__The request__
Where a line of the material contains the string "placeholder", copy that line.

Part of a data file
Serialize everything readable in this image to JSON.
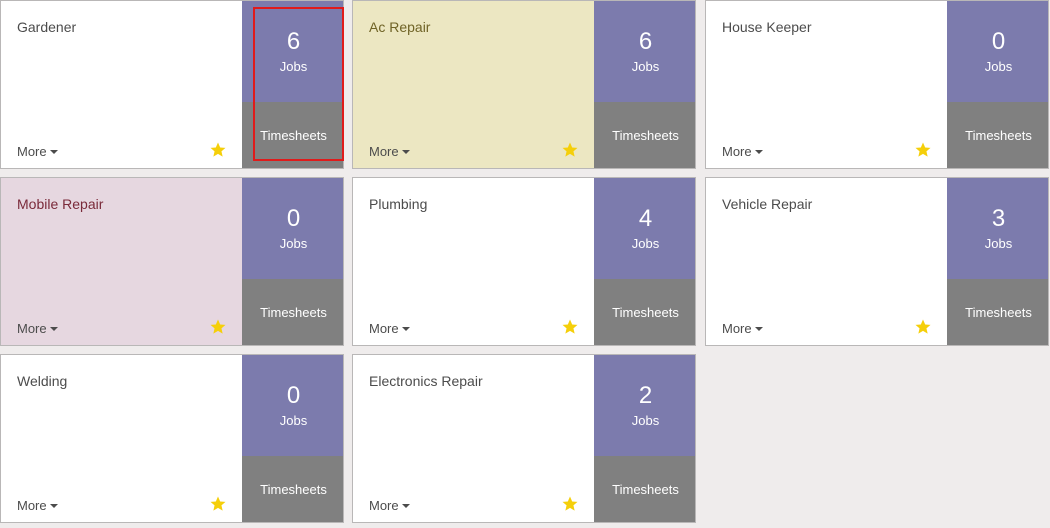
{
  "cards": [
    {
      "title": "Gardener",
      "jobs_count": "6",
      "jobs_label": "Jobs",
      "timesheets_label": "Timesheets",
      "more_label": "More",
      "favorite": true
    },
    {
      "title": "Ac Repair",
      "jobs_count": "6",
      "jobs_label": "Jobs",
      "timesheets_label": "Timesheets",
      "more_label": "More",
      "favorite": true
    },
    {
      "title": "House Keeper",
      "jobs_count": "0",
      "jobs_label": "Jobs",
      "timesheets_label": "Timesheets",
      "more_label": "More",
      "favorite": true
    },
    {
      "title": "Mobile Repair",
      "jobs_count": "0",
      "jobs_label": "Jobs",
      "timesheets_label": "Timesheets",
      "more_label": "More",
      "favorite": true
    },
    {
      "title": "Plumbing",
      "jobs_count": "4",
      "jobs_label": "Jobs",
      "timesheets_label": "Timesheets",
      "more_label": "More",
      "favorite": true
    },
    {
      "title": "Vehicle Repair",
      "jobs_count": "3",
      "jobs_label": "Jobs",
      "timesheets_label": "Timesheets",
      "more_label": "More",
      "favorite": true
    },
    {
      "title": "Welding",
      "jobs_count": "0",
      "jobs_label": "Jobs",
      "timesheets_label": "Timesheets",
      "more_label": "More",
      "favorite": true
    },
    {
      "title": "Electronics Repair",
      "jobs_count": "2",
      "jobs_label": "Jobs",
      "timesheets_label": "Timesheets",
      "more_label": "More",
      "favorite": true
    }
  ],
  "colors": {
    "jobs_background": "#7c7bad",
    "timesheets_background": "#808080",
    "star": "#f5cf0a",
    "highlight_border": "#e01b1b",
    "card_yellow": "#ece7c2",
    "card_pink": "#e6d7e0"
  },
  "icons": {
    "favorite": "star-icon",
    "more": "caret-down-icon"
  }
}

==

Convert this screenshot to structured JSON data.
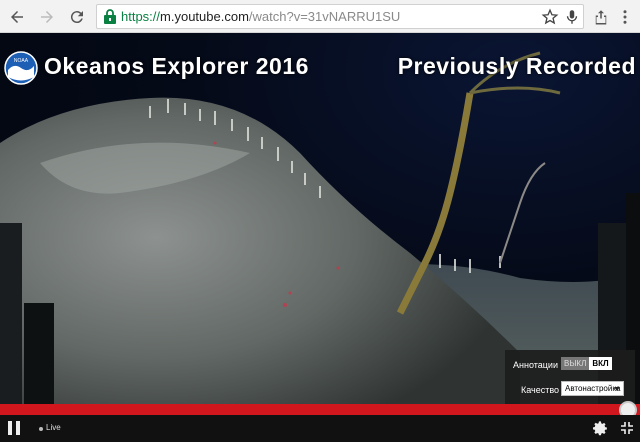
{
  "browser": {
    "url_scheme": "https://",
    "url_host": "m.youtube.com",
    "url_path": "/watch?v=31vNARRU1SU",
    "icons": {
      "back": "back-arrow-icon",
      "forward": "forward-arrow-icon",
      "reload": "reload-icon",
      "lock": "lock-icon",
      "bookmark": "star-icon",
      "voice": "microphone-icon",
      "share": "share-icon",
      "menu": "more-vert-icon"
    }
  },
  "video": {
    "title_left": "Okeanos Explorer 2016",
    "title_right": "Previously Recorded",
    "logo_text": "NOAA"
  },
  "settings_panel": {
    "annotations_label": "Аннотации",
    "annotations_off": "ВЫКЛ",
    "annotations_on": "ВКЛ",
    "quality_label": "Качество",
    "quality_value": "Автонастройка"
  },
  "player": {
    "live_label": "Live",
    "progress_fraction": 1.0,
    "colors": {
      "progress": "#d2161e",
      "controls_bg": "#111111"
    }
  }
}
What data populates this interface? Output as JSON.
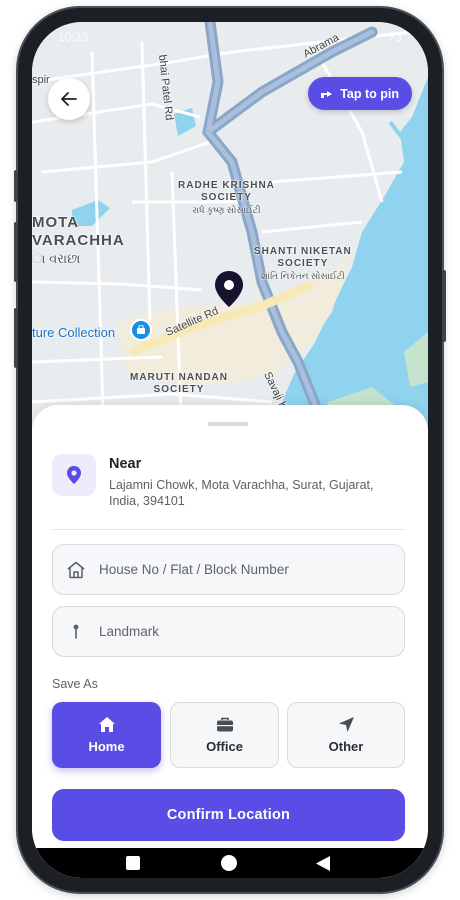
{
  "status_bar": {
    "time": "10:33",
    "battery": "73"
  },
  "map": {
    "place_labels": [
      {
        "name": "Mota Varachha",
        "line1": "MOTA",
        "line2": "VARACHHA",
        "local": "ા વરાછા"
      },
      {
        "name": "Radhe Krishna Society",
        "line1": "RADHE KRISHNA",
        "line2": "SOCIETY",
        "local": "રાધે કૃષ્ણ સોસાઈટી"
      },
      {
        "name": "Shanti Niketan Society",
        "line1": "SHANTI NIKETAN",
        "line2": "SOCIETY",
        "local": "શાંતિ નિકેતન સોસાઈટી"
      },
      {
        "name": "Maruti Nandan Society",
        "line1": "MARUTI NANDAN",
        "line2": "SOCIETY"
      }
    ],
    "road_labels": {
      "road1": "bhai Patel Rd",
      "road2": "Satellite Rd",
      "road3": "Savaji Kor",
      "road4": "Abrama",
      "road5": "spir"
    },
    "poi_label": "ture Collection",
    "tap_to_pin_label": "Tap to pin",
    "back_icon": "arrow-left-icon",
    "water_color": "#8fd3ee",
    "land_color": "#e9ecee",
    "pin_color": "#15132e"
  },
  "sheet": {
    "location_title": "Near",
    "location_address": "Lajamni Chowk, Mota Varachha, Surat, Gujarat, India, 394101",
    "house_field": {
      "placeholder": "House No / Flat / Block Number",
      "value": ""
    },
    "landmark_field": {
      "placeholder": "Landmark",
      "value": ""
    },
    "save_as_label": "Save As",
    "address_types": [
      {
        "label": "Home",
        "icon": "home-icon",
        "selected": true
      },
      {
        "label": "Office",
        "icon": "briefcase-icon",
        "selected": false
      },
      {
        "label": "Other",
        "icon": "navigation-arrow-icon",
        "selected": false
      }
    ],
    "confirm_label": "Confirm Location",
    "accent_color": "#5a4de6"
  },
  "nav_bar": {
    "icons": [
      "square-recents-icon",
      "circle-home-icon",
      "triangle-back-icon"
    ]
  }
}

__Exercise output__
      "placeholder": "House No / Flat / Block Number",
      "placeholder": "Landmark",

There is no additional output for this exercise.